What is being asked:
Reproduce all of the data exactly.

>> begin Records for the task

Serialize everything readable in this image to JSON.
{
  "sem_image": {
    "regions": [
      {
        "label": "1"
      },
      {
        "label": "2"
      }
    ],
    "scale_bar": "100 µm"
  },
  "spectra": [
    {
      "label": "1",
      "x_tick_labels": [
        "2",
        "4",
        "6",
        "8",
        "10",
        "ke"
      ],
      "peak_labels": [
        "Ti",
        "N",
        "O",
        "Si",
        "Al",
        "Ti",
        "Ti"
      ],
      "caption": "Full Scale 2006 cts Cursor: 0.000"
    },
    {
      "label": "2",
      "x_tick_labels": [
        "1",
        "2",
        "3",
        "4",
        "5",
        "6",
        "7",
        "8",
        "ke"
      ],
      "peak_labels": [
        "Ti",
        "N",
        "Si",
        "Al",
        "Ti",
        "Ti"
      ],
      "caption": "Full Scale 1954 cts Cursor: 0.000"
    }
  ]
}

>> end Records for the task

Correct response:
Serialize everything readable in this image to JSON.
{
  "sem_image": {
    "regions": [
      {
        "label": "1"
      },
      {
        "label": "2"
      }
    ],
    "scale_bar": "100 µm"
  },
  "spectra": [
    {
      "label": "1",
      "x_tick_labels": [
        "2",
        "4",
        "6",
        "8",
        "10",
        "ke"
      ],
      "peak_labels": [
        "Ti",
        "N",
        "O",
        "Si",
        "Al",
        "Ti",
        "Ti"
      ],
      "caption": "Full Scale 2006 cts Cursor: 0.000"
    },
    {
      "label": "2",
      "x_tick_labels": [
        "1",
        "2",
        "3",
        "4",
        "5",
        "6",
        "7",
        "8",
        "ke"
      ],
      "peak_labels": [
        "Ti",
        "N",
        "Si",
        "Al",
        "Ti",
        "Ti"
      ],
      "caption": "Full Scale 1954 cts Cursor: 0.000"
    }
  ]
}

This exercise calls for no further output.